*Stated problem:*
Reproduce the following entries line for line, leaving out the pictures.
begin Data excerpts
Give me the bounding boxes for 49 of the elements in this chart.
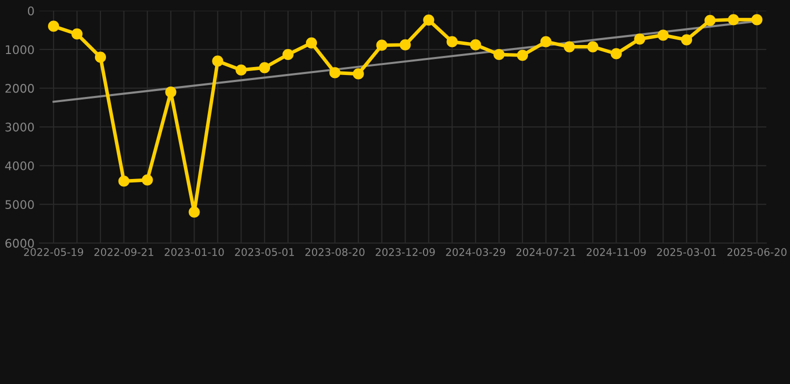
point bbox=[352, 68, 364, 80]
point bbox=[516, 50, 528, 61]
point bbox=[165, 86, 176, 98]
x-tick-label: 2022-05-19 bbox=[24, 248, 84, 256]
x-tick-label: 2024-07-21 bbox=[516, 248, 576, 256]
y-tick-label: 6000 bbox=[5, 238, 34, 248]
y-tick-label: 2000 bbox=[5, 84, 34, 93]
point bbox=[634, 33, 646, 45]
point bbox=[446, 36, 458, 48]
point bbox=[329, 67, 340, 78]
y-tick-label: 4000 bbox=[5, 161, 34, 170]
point bbox=[470, 39, 482, 50]
point bbox=[540, 36, 552, 48]
point bbox=[564, 41, 575, 52]
y-tick-label: 0 bbox=[28, 6, 34, 16]
x-tick-label: 2024-11-09 bbox=[586, 248, 646, 256]
x-tick-label: 2023-12-09 bbox=[376, 248, 435, 256]
point bbox=[118, 176, 130, 187]
point bbox=[493, 48, 505, 60]
x-tick-label: 2023-08-20 bbox=[305, 248, 364, 256]
y-tick-label: 3000 bbox=[5, 122, 34, 132]
y-tick-label: 5000 bbox=[6, 200, 34, 210]
x-tick-label: 2023-05-01 bbox=[235, 248, 294, 256]
point bbox=[704, 14, 716, 26]
x-tick-label: 2025-06-20 bbox=[727, 248, 786, 256]
point bbox=[400, 39, 411, 50]
point bbox=[142, 174, 153, 186]
point bbox=[587, 41, 598, 52]
point bbox=[282, 48, 294, 60]
point bbox=[681, 34, 692, 46]
x-tick-label: 2024-03-29 bbox=[446, 248, 506, 256]
x-tick-label: 2025-03-01 bbox=[657, 248, 716, 256]
point bbox=[212, 56, 224, 67]
point bbox=[376, 40, 388, 51]
point bbox=[48, 20, 60, 32]
point bbox=[658, 30, 669, 41]
x-tick-label: 2023-01-10 bbox=[164, 248, 224, 256]
point bbox=[94, 52, 106, 63]
point bbox=[188, 206, 200, 218]
point bbox=[423, 14, 434, 26]
point bbox=[71, 28, 83, 40]
x-tick-label: 2022-09-21 bbox=[94, 248, 154, 256]
point bbox=[610, 48, 622, 60]
point bbox=[259, 62, 270, 74]
point bbox=[306, 37, 318, 48]
point bbox=[236, 64, 247, 76]
point bbox=[751, 14, 762, 26]
point bbox=[728, 14, 740, 26]
y-tick-label: 1000 bbox=[6, 45, 34, 54]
end Data excerpts
*Task answer:*
Give me the bounding boxes for 49 of the elements in this chart.
point bbox=[352, 68, 364, 80]
point bbox=[516, 50, 528, 61]
point bbox=[165, 86, 176, 98]
x-tick-label: 2022-05-19 bbox=[24, 248, 84, 256]
x-tick-label: 2024-07-21 bbox=[516, 248, 576, 256]
y-tick-label: 6000 bbox=[5, 238, 34, 248]
y-tick-label: 2000 bbox=[5, 84, 34, 93]
point bbox=[634, 33, 646, 45]
point bbox=[446, 36, 458, 48]
point bbox=[329, 67, 340, 78]
y-tick-label: 4000 bbox=[5, 161, 34, 170]
point bbox=[470, 39, 482, 50]
point bbox=[540, 36, 552, 48]
point bbox=[564, 41, 575, 52]
y-tick-label: 0 bbox=[28, 6, 34, 16]
x-tick-label: 2024-11-09 bbox=[586, 248, 646, 256]
x-tick-label: 2023-12-09 bbox=[376, 248, 435, 256]
point bbox=[118, 176, 130, 187]
point bbox=[493, 48, 505, 60]
x-tick-label: 2023-08-20 bbox=[305, 248, 364, 256]
y-tick-label: 3000 bbox=[5, 122, 34, 132]
y-tick-label: 5000 bbox=[6, 200, 34, 210]
x-tick-label: 2023-05-01 bbox=[235, 248, 294, 256]
point bbox=[704, 14, 716, 26]
x-tick-label: 2025-06-20 bbox=[727, 248, 786, 256]
point bbox=[400, 39, 411, 50]
point bbox=[142, 174, 153, 186]
point bbox=[587, 41, 598, 52]
point bbox=[282, 48, 294, 60]
point bbox=[681, 34, 692, 46]
x-tick-label: 2024-03-29 bbox=[446, 248, 506, 256]
x-tick-label: 2025-03-01 bbox=[657, 248, 716, 256]
point bbox=[212, 56, 224, 67]
point bbox=[376, 40, 388, 51]
point bbox=[48, 20, 60, 32]
point bbox=[658, 30, 669, 41]
x-tick-label: 2023-01-10 bbox=[164, 248, 224, 256]
point bbox=[94, 52, 106, 63]
point bbox=[188, 206, 200, 218]
point bbox=[423, 14, 434, 26]
point bbox=[71, 28, 83, 40]
x-tick-label: 2022-09-21 bbox=[94, 248, 154, 256]
point bbox=[610, 48, 622, 60]
point bbox=[259, 62, 270, 74]
point bbox=[306, 37, 318, 48]
point bbox=[236, 64, 247, 76]
point bbox=[751, 14, 762, 26]
point bbox=[728, 14, 740, 26]
y-tick-label: 1000 bbox=[6, 45, 34, 54]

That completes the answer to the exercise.